> Goal:
Pick out every line of the data that contains the word "bounding".

> Material:
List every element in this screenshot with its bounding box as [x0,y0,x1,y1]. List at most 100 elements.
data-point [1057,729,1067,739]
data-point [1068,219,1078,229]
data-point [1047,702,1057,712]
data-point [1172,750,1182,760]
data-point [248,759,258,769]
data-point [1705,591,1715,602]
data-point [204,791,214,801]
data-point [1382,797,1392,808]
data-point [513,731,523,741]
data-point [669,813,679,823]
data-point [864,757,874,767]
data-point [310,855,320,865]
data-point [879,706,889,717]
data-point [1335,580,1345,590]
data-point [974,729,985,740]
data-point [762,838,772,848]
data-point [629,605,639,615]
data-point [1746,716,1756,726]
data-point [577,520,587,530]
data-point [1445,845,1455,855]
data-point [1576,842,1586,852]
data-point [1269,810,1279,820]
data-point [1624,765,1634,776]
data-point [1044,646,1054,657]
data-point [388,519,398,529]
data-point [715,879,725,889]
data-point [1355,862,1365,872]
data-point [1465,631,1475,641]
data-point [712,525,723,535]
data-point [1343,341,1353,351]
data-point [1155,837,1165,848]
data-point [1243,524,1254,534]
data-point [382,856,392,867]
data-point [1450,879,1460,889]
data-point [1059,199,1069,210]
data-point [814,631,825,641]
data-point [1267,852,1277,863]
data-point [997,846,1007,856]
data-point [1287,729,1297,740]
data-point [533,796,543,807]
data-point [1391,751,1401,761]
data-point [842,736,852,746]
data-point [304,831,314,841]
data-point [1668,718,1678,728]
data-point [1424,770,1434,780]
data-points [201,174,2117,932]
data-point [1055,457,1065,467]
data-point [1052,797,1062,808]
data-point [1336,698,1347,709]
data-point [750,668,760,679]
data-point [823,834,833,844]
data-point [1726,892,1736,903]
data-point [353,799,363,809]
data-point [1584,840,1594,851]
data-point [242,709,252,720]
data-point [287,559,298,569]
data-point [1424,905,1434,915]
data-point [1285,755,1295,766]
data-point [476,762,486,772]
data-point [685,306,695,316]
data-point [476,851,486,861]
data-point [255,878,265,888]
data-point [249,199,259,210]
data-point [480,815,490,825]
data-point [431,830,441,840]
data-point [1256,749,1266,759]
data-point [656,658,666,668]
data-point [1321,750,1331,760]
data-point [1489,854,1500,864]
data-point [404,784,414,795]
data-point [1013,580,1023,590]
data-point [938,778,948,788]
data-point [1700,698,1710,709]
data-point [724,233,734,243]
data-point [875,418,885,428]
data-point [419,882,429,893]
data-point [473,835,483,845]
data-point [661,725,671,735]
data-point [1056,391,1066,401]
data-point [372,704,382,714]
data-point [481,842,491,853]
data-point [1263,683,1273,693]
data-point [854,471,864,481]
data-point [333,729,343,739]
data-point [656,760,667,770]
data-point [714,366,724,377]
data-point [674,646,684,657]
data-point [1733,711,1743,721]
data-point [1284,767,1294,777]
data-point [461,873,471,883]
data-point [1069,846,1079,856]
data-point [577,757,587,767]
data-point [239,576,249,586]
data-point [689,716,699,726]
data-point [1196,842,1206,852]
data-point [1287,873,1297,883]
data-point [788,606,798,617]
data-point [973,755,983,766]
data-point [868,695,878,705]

> Result:
List every element in this screenshot with its bounding box as [x0,y0,x1,y1]. List at most 100 elements.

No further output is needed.